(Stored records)
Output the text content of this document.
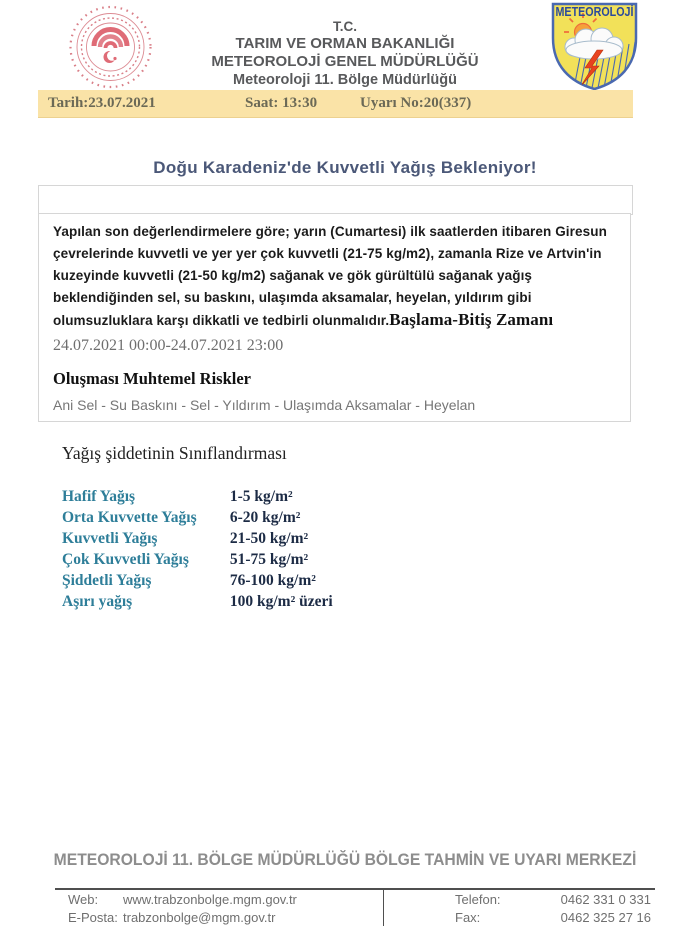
T.C.
TARIM VE ORMAN BAKANLIĞI
METEOROLOJİ GENEL MÜDÜRLÜĞÜ
Meteoroloji 11. Bölge Müdürlüğü
METEOROLOJİ
Tarih:23.07.2021	Saat: 13:30	Uyarı No:20(337)
Doğu Karadeniz'de Kuvvetli Yağış Bekleniyor!

Yapılan son değerlendirmelere göre; yarın (Cumartesi) ilk saatlerden itibaren Giresun çevrelerinde kuvvetli ve yer yer çok kuvvetli (21-75 kg/m2), zamanla Rize ve Artvin'in kuzeyinde kuvvetli (21-50 kg/m2) sağanak ve gök gürültülü sağanak yağış beklendiğinden sel, su baskını, ulaşımda aksamalar, heyelan, yıldırım gibi olumsuzluklara karşı dikkatli ve tedbirli olunmalıdır.Başlama-Bitiş Zamanı

24.07.2021 00:00-24.07.2021 23:00
Oluşması Muhtemel Riskler
Ani Sel - Su Baskını - Sel - Yıldırım - Ulaşımda Aksamalar - Heyelan
Yağış şiddetinin Sınıflandırması
Hafif Yağış	1-5 kg/m²
Orta Kuvvette Yağış 6-20 kg/m²
Kuvvetli Yağış	21-50 kg/m²
Çok Kuvvetli Yağış	51-75 kg/m²
Şiddetli Yağış	76-100 kg/m²
Aşırı yağış	100 kg/m² üzeri
METEOROLOJİ 11. BÖLGE MÜDÜRLÜĞÜ BÖLGE TAHMİN VE UYARI MERKEZİ
Web: www.trabzonbolge.mgm.gov.tr
E-Posta: trabzonbolge@mgm.gov.tr
Telefon:	0462 331 0 331
Fax:	0462 325 27 16
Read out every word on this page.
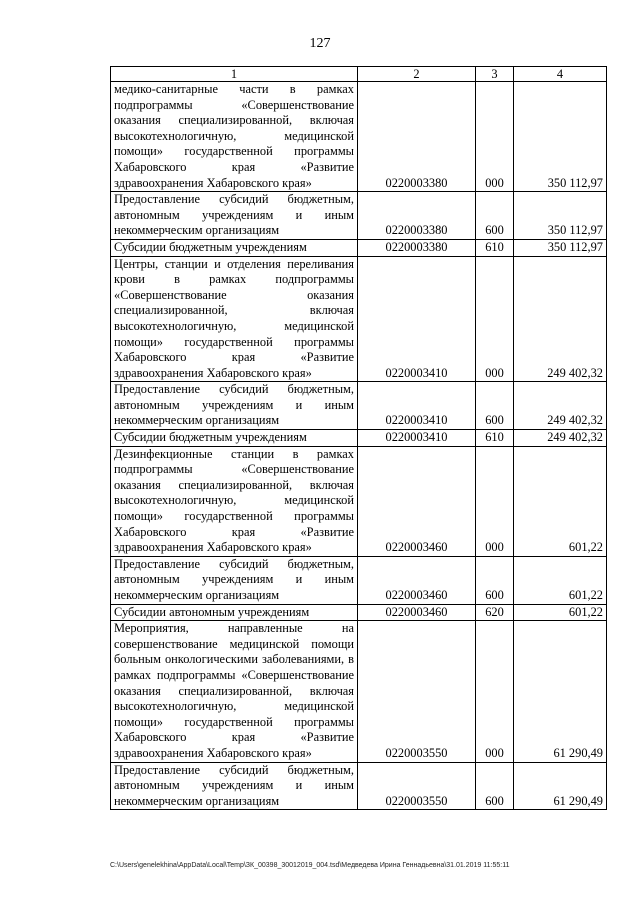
127
1	2	3	4
медико-санитарные части в рамках подпрограммы «Совершенствование оказания специализированной, включая высокотехнологичную, медицинской помощи» государственной программы Хабаровского края «Развитие здравоохранения Хабаровского края»	0220003380	000	350 112,97
Предоставление субсидий бюджетным, автономным учреждениям и иным некоммерческим организациям	0220003380	600	350 112,97
Субсидии бюджетным учреждениям	0220003380	610	350 112,97
Центры, станции и отделения переливания крови в рамках подпрограммы «Совершенствование оказания специализированной, включая высокотехнологичную, медицинской помощи» государственной программы Хабаровского края «Развитие здравоохранения Хабаровского края»	0220003410	000	249 402,32
Предоставление субсидий бюджетным, автономным учреждениям и иным некоммерческим организациям	0220003410	600	249 402,32
Субсидии бюджетным учреждениям	0220003410	610	249 402,32
Дезинфекционные станции в рамках подпрограммы «Совершенствование оказания специализированной, включая высокотехнологичную, медицинской помощи» государственной программы Хабаровского края «Развитие здравоохранения Хабаровского края»	0220003460	000	601,22
Предоставление субсидий бюджетным, автономным учреждениям и иным некоммерческим организациям	0220003460	600	601,22
Субсидии автономным учреждениям	0220003460	620	601,22
Мероприятия, направленные на совершенствование медицинской помощи больным онкологическими заболеваниями, в рамках подпрограммы «Совершенствование оказания специализированной, включая высокотехнологичную, медицинской помощи» государственной программы Хабаровского края «Развитие здравоохранения Хабаровского края»	0220003550	000	61 290,49
Предоставление субсидий бюджетным, автономным учреждениям и иным некоммерческим организациям	0220003550	600	61 290,49
C:\Users\genelekhina\AppData\Local\Temp\ЗК_00398_30012019_004.tsd\Медведева Ирина Геннадьевна\31.01.2019 11:55:11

Exercise description
Copy all the data exactly as written, but skip any picture.

Result for this task
Output the text content of this document.
T.C.
TARIM VE ORMAN BAKANLIĞI
METEOROLOJİ GENEL MÜDÜRLÜĞÜ
Meteoroloji 11. Bölge Müdürlüğü
METEOROLOJİ
Tarih:23.07.2021	Saat: 13:30	Uyarı No:20(337)
Doğu Karadeniz'de Kuvvetli Yağış Bekleniyor!

Yapılan son değerlendirmelere göre; yarın (Cumartesi) ilk saatlerden itibaren Giresun çevrelerinde kuvvetli ve yer yer çok kuvvetli (21-75 kg/m2), zamanla Rize ve Artvin'in kuzeyinde kuvvetli (21-50 kg/m2) sağanak ve gök gürültülü sağanak yağış beklendiğinden sel, su baskını, ulaşımda aksamalar, heyelan, yıldırım gibi olumsuzluklara karşı dikkatli ve tedbirli olunmalıdır.Başlama-Bitiş Zamanı

24.07.2021 00:00-24.07.2021 23:00
Oluşması Muhtemel Riskler
Ani Sel - Su Baskını - Sel - Yıldırım - Ulaşımda Aksamalar - Heyelan
Yağış şiddetinin Sınıflandırması
Hafif Yağış	1-5 kg/m²
Orta Kuvvette Yağış 6-20 kg/m²
Kuvvetli Yağış	21-50 kg/m²
Çok Kuvvetli Yağış	51-75 kg/m²
Şiddetli Yağış	76-100 kg/m²
Aşırı yağış	100 kg/m² üzeri
METEOROLOJİ 11. BÖLGE MÜDÜRLÜĞÜ BÖLGE TAHMİN VE UYARI MERKEZİ
Web: www.trabzonbolge.mgm.gov.tr
E-Posta: trabzonbolge@mgm.gov.tr
Telefon:	0462 331 0 331
Fax:	0462 325 27 16
Read out every word on this page.
127
1	2	3	4
медико-санитарные части в рамках подпрограммы «Совершенствование оказания специализированной, включая высокотехнологичную, медицинской помощи» государственной программы Хабаровского края «Развитие здравоохранения Хабаровского края»	0220003380	000	350 112,97
Предоставление субсидий бюджетным, автономным учреждениям и иным некоммерческим организациям	0220003380	600	350 112,97
Субсидии бюджетным учреждениям	0220003380	610	350 112,97
Центры, станции и отделения переливания крови в рамках подпрограммы «Совершенствование оказания специализированной, включая высокотехнологичную, медицинской помощи» государственной программы Хабаровского края «Развитие здравоохранения Хабаровского края»	0220003410	000	249 402,32
Предоставление субсидий бюджетным, автономным учреждениям и иным некоммерческим организациям	0220003410	600	249 402,32
Субсидии бюджетным учреждениям	0220003410	610	249 402,32
Дезинфекционные станции в рамках подпрограммы «Совершенствование оказания специализированной, включая высокотехнологичную, медицинской помощи» государственной программы Хабаровского края «Развитие здравоохранения Хабаровского края»	0220003460	000	601,22
Предоставление субсидий бюджетным, автономным учреждениям и иным некоммерческим организациям	0220003460	600	601,22
Субсидии автономным учреждениям	0220003460	620	601,22
Мероприятия, направленные на совершенствование медицинской помощи больным онкологическими заболеваниями, в рамках подпрограммы «Совершенствование оказания специализированной, включая высокотехнологичную, медицинской помощи» государственной программы Хабаровского края «Развитие здравоохранения Хабаровского края»	0220003550	000	61 290,49
Предоставление субсидий бюджетным, автономным учреждениям и иным некоммерческим организациям	0220003550	600	61 290,49
C:\Users\genelekhina\AppData\Local\Temp\ЗК_00398_30012019_004.tsd\Медведева Ирина Геннадьевна\31.01.2019 11:55:11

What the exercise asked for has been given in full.